Tarea planteada A:
En el artículo de opinión sobre el pregón cofrade, sustituye "maestro" por "experto" y reproduce el tramo que va desde "Opinión - La" hasta "guardado un pregón.".
Tarea planteada B:
Según el artículo de opinión sobre el pregón cofrade, ¿por qué abrió quien escribe su libreta y se puso a escribir tras ver la imagen? Responde en una a tres oraciones.
Tarea planteada C:
Prosigue el artículo de opinión sobre el pregón cofrade a partir de su última oración.

Fragmento de origen:
===============

Opinión - La trastienda

OPINIÓN: «Donde nace el pregonero» – ‘La trastienda’

Me comentaba hace unos días un maestro
en esto del arte de escribir -periodista del ABC de Sevilla-, don Fernando
Carrasco
, que todo cofrade tiene guardado un pregón.

Quizás ese pellizquito de magia del
que artesanos de maderas y metales, ya sean músicos, tallistas u orfebres, o
ese don de la filigrana en oros o platas sobre tapices de sedas que los
bordadores poseen, nos haya tocado al resto de mortales que nos movemos en este
mundo de sensaciones que es el, mal y socarronamente  llamado, de
los capillitas
(palabro horribilis).

Leyendo y releyendo noticias que
informaban sobre las novedades que la Cuaresma trae en forma de conciertos,
actos cultuales y presentaciones variopintas, vi una imagen. Una estampa de
esas que llaman al alma de quienes nos sentimosorgullosos continuadores
de una tradición que, algunos, parecen llevarla en vena.

En los brazos de un hombre -sostenido
como solo soporta el cariño-, un bebé jugaba con el cordón que le colgaba del
curtido cuello de quien supuse era el padre, y del que pendía el escudo de su
hermandad de toda la vida.

Como viene siendo defecto en mí desde
hace algún tiempo, abrí mi libreta y me puse a escribir, porque esa escena
conmovió mi espíritu, pues la he vivido.

===============

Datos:
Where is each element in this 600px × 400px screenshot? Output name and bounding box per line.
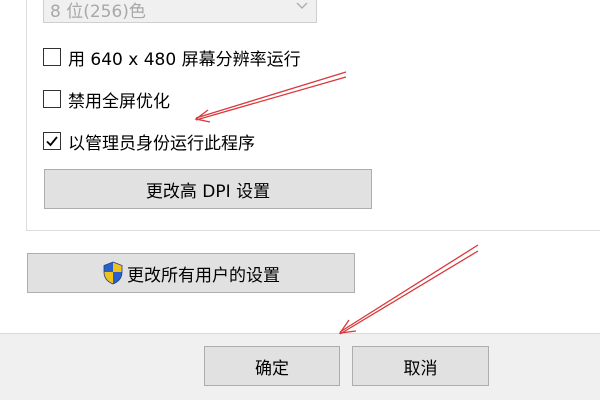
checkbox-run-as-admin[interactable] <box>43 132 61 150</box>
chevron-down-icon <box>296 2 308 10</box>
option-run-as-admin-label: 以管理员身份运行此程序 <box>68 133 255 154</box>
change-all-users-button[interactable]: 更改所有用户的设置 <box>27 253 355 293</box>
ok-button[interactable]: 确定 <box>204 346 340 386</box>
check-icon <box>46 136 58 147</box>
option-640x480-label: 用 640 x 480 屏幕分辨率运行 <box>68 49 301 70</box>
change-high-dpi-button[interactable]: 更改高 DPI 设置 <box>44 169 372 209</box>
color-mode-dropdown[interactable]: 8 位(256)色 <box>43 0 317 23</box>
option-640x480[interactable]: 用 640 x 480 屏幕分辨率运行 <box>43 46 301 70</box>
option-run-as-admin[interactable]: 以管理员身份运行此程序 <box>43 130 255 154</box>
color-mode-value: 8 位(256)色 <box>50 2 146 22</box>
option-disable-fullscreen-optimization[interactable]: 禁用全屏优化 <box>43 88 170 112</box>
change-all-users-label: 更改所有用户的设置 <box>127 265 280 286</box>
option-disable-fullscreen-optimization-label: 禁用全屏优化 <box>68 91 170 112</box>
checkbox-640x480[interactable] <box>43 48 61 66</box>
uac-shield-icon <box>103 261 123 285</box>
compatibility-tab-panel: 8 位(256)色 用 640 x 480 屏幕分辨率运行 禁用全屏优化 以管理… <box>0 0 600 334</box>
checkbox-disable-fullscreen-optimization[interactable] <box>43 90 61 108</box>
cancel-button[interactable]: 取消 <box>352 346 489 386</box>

===============

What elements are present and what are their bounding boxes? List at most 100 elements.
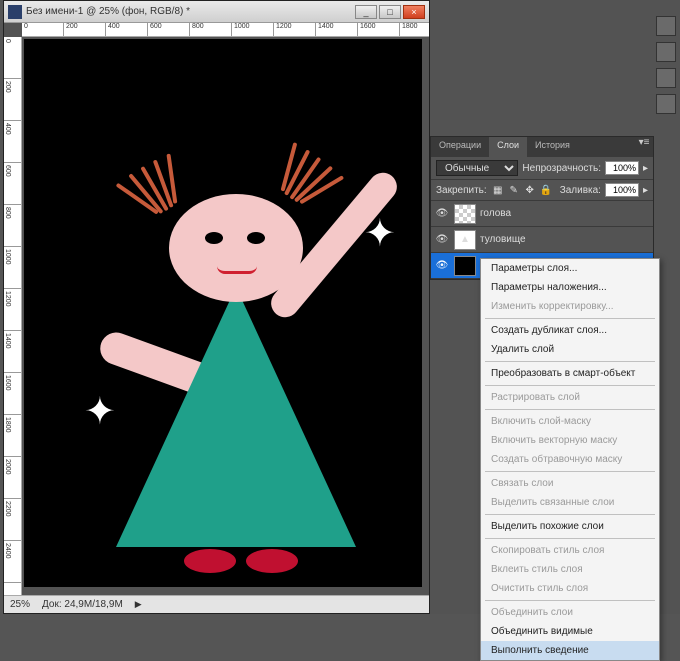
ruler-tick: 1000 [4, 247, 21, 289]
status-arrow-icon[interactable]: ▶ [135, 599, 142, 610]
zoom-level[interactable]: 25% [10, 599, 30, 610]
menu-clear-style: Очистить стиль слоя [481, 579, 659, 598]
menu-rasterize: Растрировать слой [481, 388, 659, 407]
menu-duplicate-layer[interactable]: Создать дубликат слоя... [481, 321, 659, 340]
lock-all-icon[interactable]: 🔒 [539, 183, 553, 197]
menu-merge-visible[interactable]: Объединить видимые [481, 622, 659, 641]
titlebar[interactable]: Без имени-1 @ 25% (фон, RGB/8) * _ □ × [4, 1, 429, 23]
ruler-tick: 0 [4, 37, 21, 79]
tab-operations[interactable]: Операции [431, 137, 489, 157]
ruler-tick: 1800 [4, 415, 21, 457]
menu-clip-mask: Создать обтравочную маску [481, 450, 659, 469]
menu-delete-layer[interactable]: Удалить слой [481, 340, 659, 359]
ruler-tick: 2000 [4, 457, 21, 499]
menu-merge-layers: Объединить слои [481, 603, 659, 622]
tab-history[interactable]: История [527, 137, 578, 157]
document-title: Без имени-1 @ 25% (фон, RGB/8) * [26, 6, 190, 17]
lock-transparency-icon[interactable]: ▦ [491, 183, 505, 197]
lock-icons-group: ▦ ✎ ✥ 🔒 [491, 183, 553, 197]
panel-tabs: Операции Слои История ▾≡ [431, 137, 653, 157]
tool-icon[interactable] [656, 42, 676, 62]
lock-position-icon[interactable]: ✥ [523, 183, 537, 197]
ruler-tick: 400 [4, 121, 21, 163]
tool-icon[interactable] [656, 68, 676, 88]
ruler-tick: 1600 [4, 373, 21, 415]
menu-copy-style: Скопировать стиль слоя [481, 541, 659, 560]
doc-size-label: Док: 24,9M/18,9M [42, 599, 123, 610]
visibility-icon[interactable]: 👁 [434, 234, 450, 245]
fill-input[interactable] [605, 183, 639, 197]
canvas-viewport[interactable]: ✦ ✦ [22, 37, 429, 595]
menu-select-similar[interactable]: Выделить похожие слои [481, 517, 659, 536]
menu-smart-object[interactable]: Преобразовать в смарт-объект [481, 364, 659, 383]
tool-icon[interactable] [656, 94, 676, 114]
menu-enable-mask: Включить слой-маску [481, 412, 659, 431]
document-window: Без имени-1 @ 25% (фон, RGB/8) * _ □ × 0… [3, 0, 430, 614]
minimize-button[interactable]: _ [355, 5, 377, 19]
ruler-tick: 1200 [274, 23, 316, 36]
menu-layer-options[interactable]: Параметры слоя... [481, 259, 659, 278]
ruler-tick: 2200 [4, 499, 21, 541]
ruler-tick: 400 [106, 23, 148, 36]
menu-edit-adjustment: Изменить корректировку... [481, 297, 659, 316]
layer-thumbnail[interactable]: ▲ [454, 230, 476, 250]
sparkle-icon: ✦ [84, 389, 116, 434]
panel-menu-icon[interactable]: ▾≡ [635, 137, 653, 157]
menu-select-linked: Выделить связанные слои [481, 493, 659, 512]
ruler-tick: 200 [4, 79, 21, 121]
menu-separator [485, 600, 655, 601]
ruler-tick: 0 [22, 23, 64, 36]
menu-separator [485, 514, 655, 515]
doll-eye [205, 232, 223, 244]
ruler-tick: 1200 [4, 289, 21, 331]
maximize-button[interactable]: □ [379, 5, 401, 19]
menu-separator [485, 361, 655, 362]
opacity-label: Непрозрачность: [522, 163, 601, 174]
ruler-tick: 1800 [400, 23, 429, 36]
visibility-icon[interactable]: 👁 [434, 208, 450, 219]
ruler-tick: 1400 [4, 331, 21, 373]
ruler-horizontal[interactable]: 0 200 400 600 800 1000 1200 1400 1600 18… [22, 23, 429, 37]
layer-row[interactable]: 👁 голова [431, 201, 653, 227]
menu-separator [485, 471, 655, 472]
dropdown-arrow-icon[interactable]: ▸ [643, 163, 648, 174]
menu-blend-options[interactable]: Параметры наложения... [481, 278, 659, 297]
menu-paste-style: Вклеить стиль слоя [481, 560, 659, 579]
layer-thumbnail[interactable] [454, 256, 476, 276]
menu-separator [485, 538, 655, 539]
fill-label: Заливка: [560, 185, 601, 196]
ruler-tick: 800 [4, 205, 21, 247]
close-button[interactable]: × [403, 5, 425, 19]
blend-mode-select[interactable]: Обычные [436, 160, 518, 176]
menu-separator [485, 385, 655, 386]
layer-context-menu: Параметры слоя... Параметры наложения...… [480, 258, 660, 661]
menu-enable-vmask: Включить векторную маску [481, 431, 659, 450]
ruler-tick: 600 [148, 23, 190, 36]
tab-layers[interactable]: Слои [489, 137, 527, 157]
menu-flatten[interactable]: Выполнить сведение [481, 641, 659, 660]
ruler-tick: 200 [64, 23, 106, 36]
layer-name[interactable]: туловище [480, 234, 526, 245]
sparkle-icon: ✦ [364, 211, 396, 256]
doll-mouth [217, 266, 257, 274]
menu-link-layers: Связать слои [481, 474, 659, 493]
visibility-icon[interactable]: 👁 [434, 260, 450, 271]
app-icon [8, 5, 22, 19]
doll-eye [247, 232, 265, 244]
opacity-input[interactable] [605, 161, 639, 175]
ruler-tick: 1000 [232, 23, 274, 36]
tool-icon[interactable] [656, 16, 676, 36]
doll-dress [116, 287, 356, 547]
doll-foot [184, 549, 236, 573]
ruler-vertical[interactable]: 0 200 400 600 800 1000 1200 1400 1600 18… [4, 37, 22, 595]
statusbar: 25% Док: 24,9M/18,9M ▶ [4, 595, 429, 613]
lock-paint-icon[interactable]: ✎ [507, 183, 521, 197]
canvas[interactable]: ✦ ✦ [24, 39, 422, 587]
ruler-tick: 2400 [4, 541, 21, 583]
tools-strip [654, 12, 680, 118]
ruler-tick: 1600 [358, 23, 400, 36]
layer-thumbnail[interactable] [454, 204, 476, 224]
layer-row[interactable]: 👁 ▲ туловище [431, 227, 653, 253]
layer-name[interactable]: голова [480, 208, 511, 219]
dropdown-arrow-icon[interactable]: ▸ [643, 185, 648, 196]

===============

Resultado del ejercicio A:
Opinión - La trastienda

OPINIÓN: «Donde nace el pregonero» – ‘La trastienda’

Me comentaba hace unos días un experto
en esto del arte de escribir -periodista del ABC de Sevilla-, don Fernando
Carrasco
, que todo cofrade tiene guardado un pregón.

Resultado del ejercicio B:
Porque la escena del hombre que sostenía a un bebé conmovió su espíritu. Además, esa escena la había vivido.

Resultado del ejercicio C:
Duerme
tranquilo en un carro, arrullado por sábanas de un cielo albo. Entre los
algodones de un trono niquelado suspira, sonríe de soslayo, y asoma su pulgar
entre sus labios encarnados.

Su
corazón acompasado, redoblando – ¡Pom pom pom pompom!-, y el aire de sus
pulmones sale racheado, al ritmo del tambor que en su pecho está palpitando.

Duerme
tranquilo. Endiosado. No le pesa este mundo pesado, no tiene mayor pena que la
de no ser acunado. Acunado se calma, y la calma se tensa si en aquél paso plateado
no hay
mecío aliviado.

Sus
ojos titubean ante un sol de abril entusiasmado. Regado de fragancias, de
calles perfumadas por flores de hojas blancas y cáliz dorado que rocía entre
vientos aromas que dejan embriagado.

Duerme
tranquilo, acostado entre paredes sedosas que lo tienen amurallado; pelea con
sus pies descalzos, empujando el faldón blanco que cubre su cuerpo rosado.

Oteando
aquél cielo de tela encalado -casi inmaculado-, entre tersas hebras acostado,
se palpa en su pecho el fervor paterno inculcado: medalla que es concha de
recién bautizado.

Duerme
tranquilo, entre cuentas de un rosario que son las letras de su nombre bordado;
cada hilado una oración, cada puntada un canto, cada fruncido un
«Dios te salve» que su madre rezó soñándolo.

Con
aquél
mecío acompasado, que lo llevan casi
volando, el querubín cierra los ojos con sus manos posando sobre aquella
ofrenda de metal que le habían regalado.

Quise concluir
con aquél sueño imaginado, pero me faltaba algo.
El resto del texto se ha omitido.